__What is expected__:
Your task is to reproduce the material exactly.

──────── Data provided ────────

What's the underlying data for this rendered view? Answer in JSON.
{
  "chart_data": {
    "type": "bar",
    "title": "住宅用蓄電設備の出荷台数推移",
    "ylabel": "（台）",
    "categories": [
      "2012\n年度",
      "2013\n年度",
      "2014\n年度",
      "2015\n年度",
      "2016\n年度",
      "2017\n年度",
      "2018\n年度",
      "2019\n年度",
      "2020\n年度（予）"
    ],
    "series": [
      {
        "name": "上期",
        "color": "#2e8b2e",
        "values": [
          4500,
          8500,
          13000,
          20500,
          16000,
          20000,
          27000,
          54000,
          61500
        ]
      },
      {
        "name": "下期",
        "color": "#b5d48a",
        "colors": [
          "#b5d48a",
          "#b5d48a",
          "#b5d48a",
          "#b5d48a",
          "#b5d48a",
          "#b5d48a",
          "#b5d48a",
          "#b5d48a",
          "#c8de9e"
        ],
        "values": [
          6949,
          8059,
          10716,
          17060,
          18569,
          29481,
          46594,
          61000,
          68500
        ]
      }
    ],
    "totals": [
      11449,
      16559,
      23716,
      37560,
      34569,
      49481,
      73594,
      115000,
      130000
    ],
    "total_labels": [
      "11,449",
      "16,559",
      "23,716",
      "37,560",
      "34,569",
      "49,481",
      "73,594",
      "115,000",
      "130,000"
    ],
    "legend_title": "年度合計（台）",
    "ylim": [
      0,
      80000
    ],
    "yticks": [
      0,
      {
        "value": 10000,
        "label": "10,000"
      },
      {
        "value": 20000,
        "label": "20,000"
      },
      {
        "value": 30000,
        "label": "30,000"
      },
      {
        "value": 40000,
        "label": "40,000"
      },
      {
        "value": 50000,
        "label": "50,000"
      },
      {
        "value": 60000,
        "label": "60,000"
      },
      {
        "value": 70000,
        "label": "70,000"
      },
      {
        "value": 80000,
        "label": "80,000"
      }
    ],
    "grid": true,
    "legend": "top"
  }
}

────────

__Output of the task__:
What's the underlying data for this rendered view? Answer in JSON.
{
  "chart_data": {
    "type": "bar",
    "title": "住宅用蓄電設備の出荷台数推移",
    "ylabel": "（台）",
    "categories": [
      "2012\n年度",
      "2013\n年度",
      "2014\n年度",
      "2015\n年度",
      "2016\n年度",
      "2017\n年度",
      "2018\n年度",
      "2019\n年度",
      "2020\n年度（予）"
    ],
    "series": [
      {
        "name": "上期",
        "color": "#2e8b2e",
        "values": [
          4500,
          8500,
          13000,
          20500,
          16000,
          20000,
          27000,
          54000,
          61500
        ]
      },
      {
        "name": "下期",
        "color": "#b5d48a",
        "colors": [
          "#b5d48a",
          "#b5d48a",
          "#b5d48a",
          "#b5d48a",
          "#b5d48a",
          "#b5d48a",
          "#b5d48a",
          "#b5d48a",
          "#c8de9e"
        ],
        "values": [
          6949,
          8059,
          10716,
          17060,
          18569,
          29481,
          46594,
          61000,
          68500
        ]
      }
    ],
    "totals": [
      11449,
      16559,
      23716,
      37560,
      34569,
      49481,
      73594,
      115000,
      130000
    ],
    "total_labels": [
      "11,449",
      "16,559",
      "23,716",
      "37,560",
      "34,569",
      "49,481",
      "73,594",
      "115,000",
      "130,000"
    ],
    "legend_title": "年度合計（台）",
    "ylim": [
      0,
      80000
    ],
    "yticks": [
      0,
      {
        "value": 10000,
        "label": "10,000"
      },
      {
        "value": 20000,
        "label": "20,000"
      },
      {
        "value": 30000,
        "label": "30,000"
      },
      {
        "value": 40000,
        "label": "40,000"
      },
      {
        "value": 50000,
        "label": "50,000"
      },
      {
        "value": 60000,
        "label": "60,000"
      },
      {
        "value": 70000,
        "label": "70,000"
      },
      {
        "value": 80000,
        "label": "80,000"
      }
    ],
    "grid": true,
    "legend": "top"
  }
}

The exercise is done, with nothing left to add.